RAW DATA —
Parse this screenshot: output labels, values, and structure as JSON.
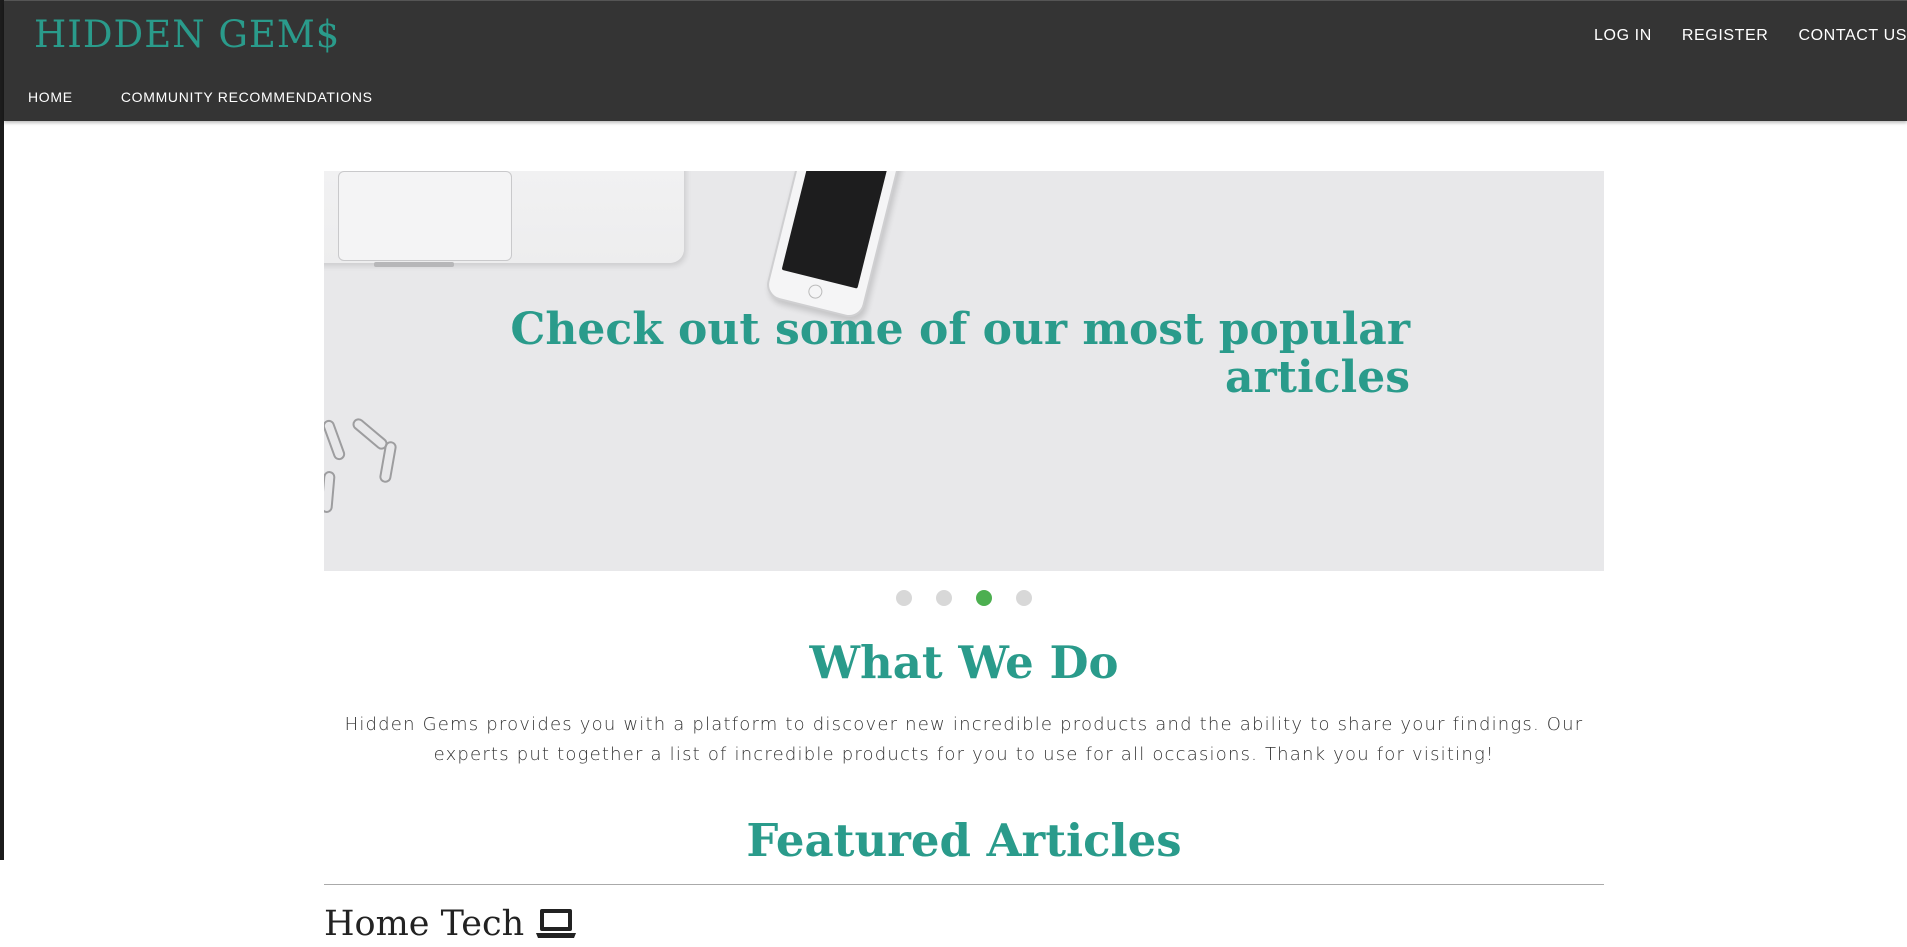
{
  "brand": {
    "name": "HIDDEN GEM$"
  },
  "top_nav": [
    "LOG IN",
    "REGISTER",
    "CONTACT US"
  ],
  "sub_nav": [
    "HOME",
    "COMMUNITY RECOMMENDATIONS"
  ],
  "hero": {
    "caption": "Check out some of our most popular articles",
    "slides_count": 4,
    "active_slide": 3
  },
  "about": {
    "title": "What We Do",
    "text": "Hidden Gems provides you with a platform to discover new incredible products and the ability to share your findings. Our experts put together a list of incredible products for you to use for all occasions. Thank you for visiting!"
  },
  "featured": {
    "title": "Featured Articles",
    "categories": [
      {
        "label": "Home Tech",
        "icon": "laptop-icon"
      }
    ]
  },
  "colors": {
    "accent": "#2a9b8b",
    "navbar": "#343434",
    "active_dot": "#4caf50"
  }
}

WHAT IS REQUIRED — Give the number of lines in the listing above that hold the string "title", with nothing else.

SOLVED PROBLEM — 2